Exclude the pictures and reproduce the remaining data exactly as written.

+++ Task inputs +++

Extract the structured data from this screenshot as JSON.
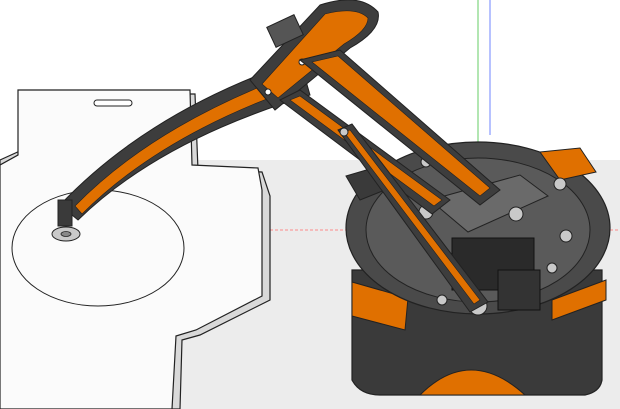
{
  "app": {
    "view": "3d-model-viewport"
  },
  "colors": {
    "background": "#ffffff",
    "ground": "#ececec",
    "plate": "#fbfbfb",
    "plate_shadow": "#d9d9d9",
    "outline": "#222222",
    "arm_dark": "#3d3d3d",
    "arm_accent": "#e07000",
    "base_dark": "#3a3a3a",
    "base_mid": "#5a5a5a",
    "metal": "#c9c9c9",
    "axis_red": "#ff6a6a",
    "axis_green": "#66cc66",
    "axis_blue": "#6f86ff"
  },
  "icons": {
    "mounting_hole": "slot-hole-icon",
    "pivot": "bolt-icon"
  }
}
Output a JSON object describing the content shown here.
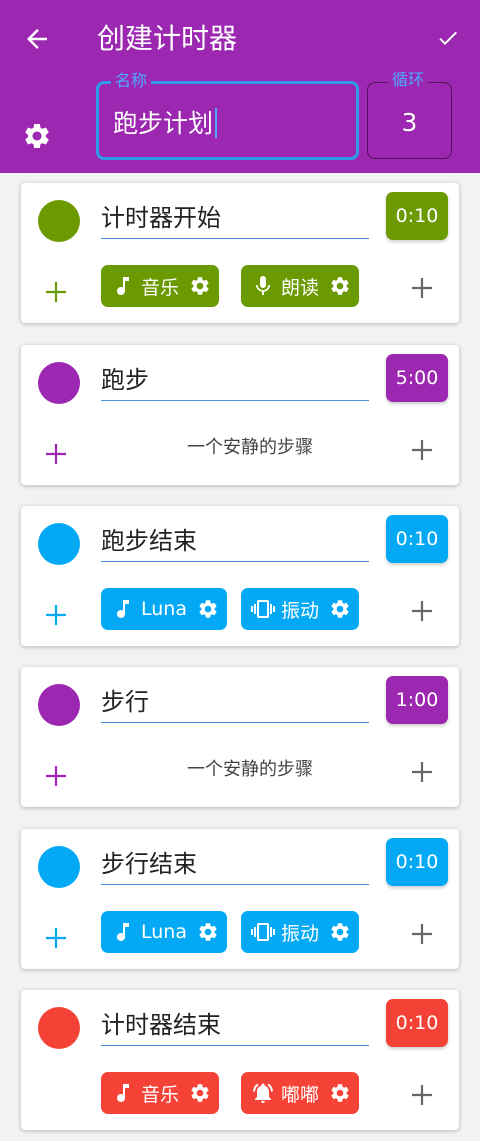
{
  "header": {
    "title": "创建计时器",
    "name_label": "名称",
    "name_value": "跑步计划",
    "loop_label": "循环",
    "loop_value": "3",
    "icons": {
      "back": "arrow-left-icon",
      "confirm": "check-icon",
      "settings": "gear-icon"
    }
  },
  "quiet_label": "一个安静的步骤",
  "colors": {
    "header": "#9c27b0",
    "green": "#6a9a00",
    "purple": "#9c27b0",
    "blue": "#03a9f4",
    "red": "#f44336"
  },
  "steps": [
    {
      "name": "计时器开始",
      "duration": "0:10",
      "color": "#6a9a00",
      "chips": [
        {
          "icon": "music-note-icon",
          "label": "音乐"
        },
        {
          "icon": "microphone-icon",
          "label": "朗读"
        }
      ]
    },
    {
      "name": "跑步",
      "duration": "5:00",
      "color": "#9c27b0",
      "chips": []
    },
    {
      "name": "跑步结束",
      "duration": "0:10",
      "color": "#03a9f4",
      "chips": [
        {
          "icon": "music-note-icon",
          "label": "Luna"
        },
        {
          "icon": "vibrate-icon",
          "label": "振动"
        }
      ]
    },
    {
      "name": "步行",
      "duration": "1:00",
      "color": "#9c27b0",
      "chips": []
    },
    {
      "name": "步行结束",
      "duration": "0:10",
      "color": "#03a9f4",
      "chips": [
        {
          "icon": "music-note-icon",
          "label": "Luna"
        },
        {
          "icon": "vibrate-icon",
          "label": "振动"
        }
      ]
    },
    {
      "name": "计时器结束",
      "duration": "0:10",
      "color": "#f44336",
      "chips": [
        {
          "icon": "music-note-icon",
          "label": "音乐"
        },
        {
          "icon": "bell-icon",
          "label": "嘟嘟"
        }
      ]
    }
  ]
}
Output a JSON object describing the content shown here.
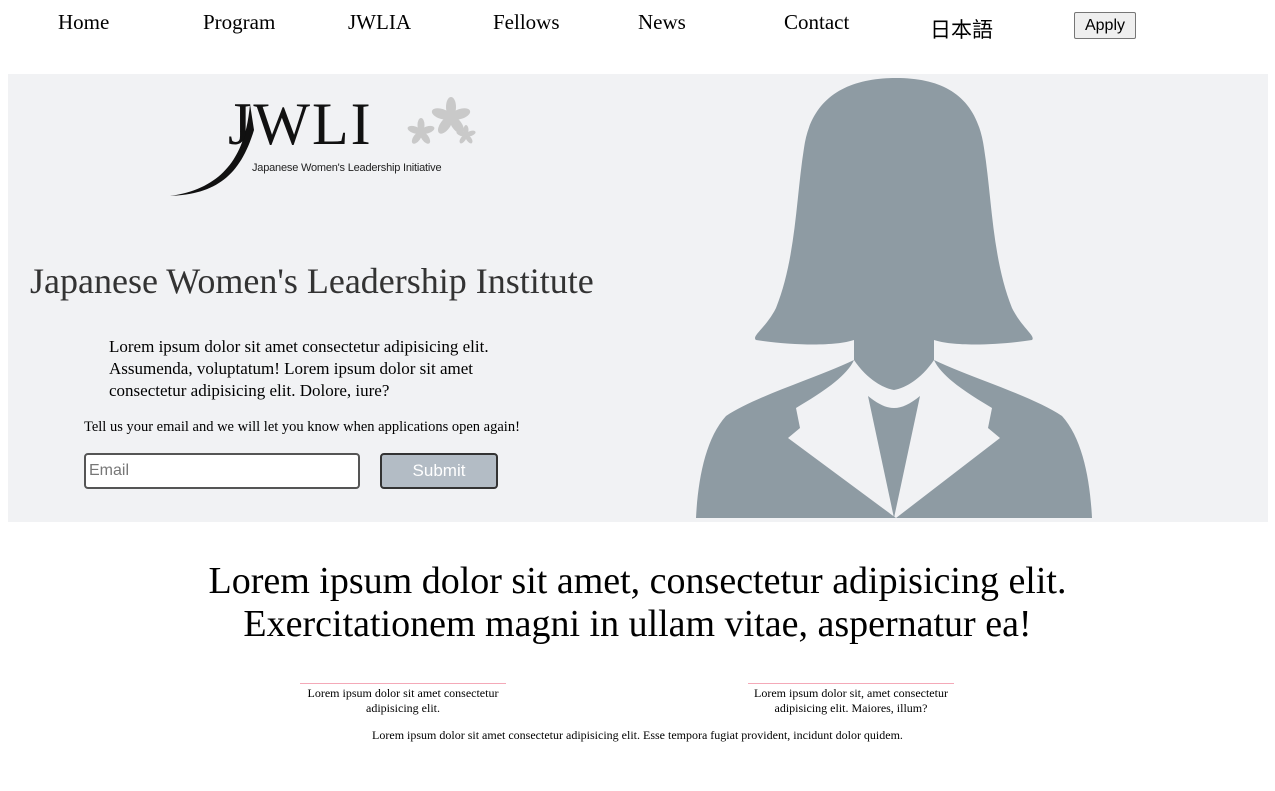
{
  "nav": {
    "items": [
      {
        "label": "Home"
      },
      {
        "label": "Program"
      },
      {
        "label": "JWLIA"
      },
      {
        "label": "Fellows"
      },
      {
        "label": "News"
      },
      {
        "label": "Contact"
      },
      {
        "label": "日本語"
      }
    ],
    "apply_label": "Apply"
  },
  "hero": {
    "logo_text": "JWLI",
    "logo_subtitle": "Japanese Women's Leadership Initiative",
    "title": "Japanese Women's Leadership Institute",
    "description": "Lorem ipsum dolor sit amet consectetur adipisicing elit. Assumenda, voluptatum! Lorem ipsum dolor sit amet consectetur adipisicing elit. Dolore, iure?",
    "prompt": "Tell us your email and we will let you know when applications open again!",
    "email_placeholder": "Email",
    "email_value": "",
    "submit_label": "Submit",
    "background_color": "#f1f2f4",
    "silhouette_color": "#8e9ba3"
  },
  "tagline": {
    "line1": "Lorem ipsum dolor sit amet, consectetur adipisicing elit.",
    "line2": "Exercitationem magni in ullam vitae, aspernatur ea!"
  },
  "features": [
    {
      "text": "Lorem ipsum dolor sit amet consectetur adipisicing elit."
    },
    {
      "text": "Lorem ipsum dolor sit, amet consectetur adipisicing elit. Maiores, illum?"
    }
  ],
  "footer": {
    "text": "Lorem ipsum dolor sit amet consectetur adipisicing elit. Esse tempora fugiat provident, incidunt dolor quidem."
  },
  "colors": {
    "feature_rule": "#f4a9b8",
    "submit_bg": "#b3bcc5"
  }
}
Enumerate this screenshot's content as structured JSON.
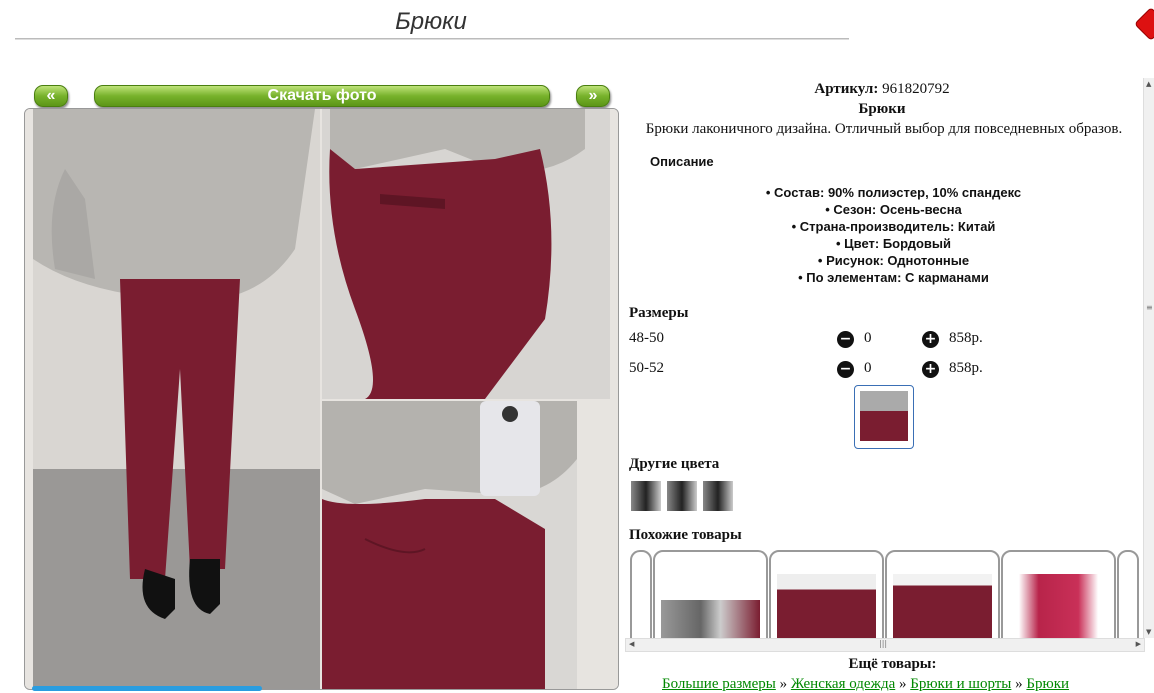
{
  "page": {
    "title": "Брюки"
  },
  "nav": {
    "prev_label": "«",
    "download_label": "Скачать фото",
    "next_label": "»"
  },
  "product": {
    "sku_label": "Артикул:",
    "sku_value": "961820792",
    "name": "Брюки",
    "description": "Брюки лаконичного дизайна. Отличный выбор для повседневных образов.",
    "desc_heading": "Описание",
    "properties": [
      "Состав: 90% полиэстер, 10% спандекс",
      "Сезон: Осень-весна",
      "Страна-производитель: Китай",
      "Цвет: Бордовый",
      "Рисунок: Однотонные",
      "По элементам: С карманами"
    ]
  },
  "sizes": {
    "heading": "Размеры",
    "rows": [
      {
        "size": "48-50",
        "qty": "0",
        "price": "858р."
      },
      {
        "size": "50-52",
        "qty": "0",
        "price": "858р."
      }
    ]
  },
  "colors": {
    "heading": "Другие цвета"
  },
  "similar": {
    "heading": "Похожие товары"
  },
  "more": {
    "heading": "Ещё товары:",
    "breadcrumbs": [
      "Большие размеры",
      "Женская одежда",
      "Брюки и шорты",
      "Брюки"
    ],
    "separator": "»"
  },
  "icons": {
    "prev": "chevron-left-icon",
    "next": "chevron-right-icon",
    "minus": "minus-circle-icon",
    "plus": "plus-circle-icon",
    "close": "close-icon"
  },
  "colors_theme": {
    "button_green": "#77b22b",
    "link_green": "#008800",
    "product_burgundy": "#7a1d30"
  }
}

+++

Response
Extract the structured data from this screenshot as JSON.
{
  "app": {
    "view": "3d-model-viewport"
  },
  "colors": {
    "background": "#ffffff",
    "ground": "#ececec",
    "plate": "#fbfbfb",
    "plate_shadow": "#d9d9d9",
    "outline": "#222222",
    "arm_dark": "#3d3d3d",
    "arm_accent": "#e07000",
    "base_dark": "#3a3a3a",
    "base_mid": "#5a5a5a",
    "metal": "#c9c9c9",
    "axis_red": "#ff6a6a",
    "axis_green": "#66cc66",
    "axis_blue": "#6f86ff"
  },
  "icons": {
    "mounting_hole": "slot-hole-icon",
    "pivot": "bolt-icon"
  }
}
Output a JSON object describing the content shown here.
{
  "header": {
    "title": "创建计时器",
    "name_label": "名称",
    "name_value": "跑步计划",
    "loop_label": "循环",
    "loop_value": "3",
    "icons": {
      "back": "arrow-left-icon",
      "confirm": "check-icon",
      "settings": "gear-icon"
    }
  },
  "quiet_label": "一个安静的步骤",
  "colors": {
    "header": "#9c27b0",
    "green": "#6a9a00",
    "purple": "#9c27b0",
    "blue": "#03a9f4",
    "red": "#f44336"
  },
  "steps": [
    {
      "name": "计时器开始",
      "duration": "0:10",
      "color": "#6a9a00",
      "chips": [
        {
          "icon": "music-note-icon",
          "label": "音乐"
        },
        {
          "icon": "microphone-icon",
          "label": "朗读"
        }
      ]
    },
    {
      "name": "跑步",
      "duration": "5:00",
      "color": "#9c27b0",
      "chips": []
    },
    {
      "name": "跑步结束",
      "duration": "0:10",
      "color": "#03a9f4",
      "chips": [
        {
          "icon": "music-note-icon",
          "label": "Luna"
        },
        {
          "icon": "vibrate-icon",
          "label": "振动"
        }
      ]
    },
    {
      "name": "步行",
      "duration": "1:00",
      "color": "#9c27b0",
      "chips": []
    },
    {
      "name": "步行结束",
      "duration": "0:10",
      "color": "#03a9f4",
      "chips": [
        {
          "icon": "music-note-icon",
          "label": "Luna"
        },
        {
          "icon": "vibrate-icon",
          "label": "振动"
        }
      ]
    },
    {
      "name": "计时器结束",
      "duration": "0:10",
      "color": "#f44336",
      "chips": [
        {
          "icon": "music-note-icon",
          "label": "音乐"
        },
        {
          "icon": "bell-icon",
          "label": "嘟嘟"
        }
      ]
    }
  ]
}
Output a JSON object describing the content shown here.
{
  "nav": {
    "items": [
      {
        "label": "Home"
      },
      {
        "label": "Program"
      },
      {
        "label": "JWLIA"
      },
      {
        "label": "Fellows"
      },
      {
        "label": "News"
      },
      {
        "label": "Contact"
      },
      {
        "label": "日本語"
      }
    ],
    "apply_label": "Apply"
  },
  "hero": {
    "logo_text": "JWLI",
    "logo_subtitle": "Japanese Women's Leadership Initiative",
    "title": "Japanese Women's Leadership Institute",
    "description": "Lorem ipsum dolor sit amet consectetur adipisicing elit. Assumenda, voluptatum! Lorem ipsum dolor sit amet consectetur adipisicing elit. Dolore, iure?",
    "prompt": "Tell us your email and we will let you know when applications open again!",
    "email_placeholder": "Email",
    "email_value": "",
    "submit_label": "Submit",
    "background_color": "#f1f2f4",
    "silhouette_color": "#8e9ba3"
  },
  "tagline": {
    "line1": "Lorem ipsum dolor sit amet, consectetur adipisicing elit.",
    "line2": "Exercitationem magni in ullam vitae, aspernatur ea!"
  },
  "features": [
    {
      "text": "Lorem ipsum dolor sit amet consectetur adipisicing elit."
    },
    {
      "text": "Lorem ipsum dolor sit, amet consectetur adipisicing elit. Maiores, illum?"
    }
  ],
  "footer": {
    "text": "Lorem ipsum dolor sit amet consectetur adipisicing elit. Esse tempora fugiat provident, incidunt dolor quidem."
  },
  "colors": {
    "feature_rule": "#f4a9b8",
    "submit_bg": "#b3bcc5"
  }
}
Enumerate this screenshot's content as structured JSON.
{
  "page": {
    "title": "Брюки"
  },
  "nav": {
    "prev_label": "«",
    "download_label": "Скачать фото",
    "next_label": "»"
  },
  "product": {
    "sku_label": "Артикул:",
    "sku_value": "961820792",
    "name": "Брюки",
    "description": "Брюки лаконичного дизайна. Отличный выбор для повседневных образов.",
    "desc_heading": "Описание",
    "properties": [
      "Состав: 90% полиэстер, 10% спандекс",
      "Сезон: Осень-весна",
      "Страна-производитель: Китай",
      "Цвет: Бордовый",
      "Рисунок: Однотонные",
      "По элементам: С карманами"
    ]
  },
  "sizes": {
    "heading": "Размеры",
    "rows": [
      {
        "size": "48-50",
        "qty": "0",
        "price": "858р."
      },
      {
        "size": "50-52",
        "qty": "0",
        "price": "858р."
      }
    ]
  },
  "colors": {
    "heading": "Другие цвета"
  },
  "similar": {
    "heading": "Похожие товары"
  },
  "more": {
    "heading": "Ещё товары:",
    "breadcrumbs": [
      "Большие размеры",
      "Женская одежда",
      "Брюки и шорты",
      "Брюки"
    ],
    "separator": "»"
  },
  "icons": {
    "prev": "chevron-left-icon",
    "next": "chevron-right-icon",
    "minus": "minus-circle-icon",
    "plus": "plus-circle-icon",
    "close": "close-icon"
  },
  "colors_theme": {
    "button_green": "#77b22b",
    "link_green": "#008800",
    "product_burgundy": "#7a1d30"
  }
}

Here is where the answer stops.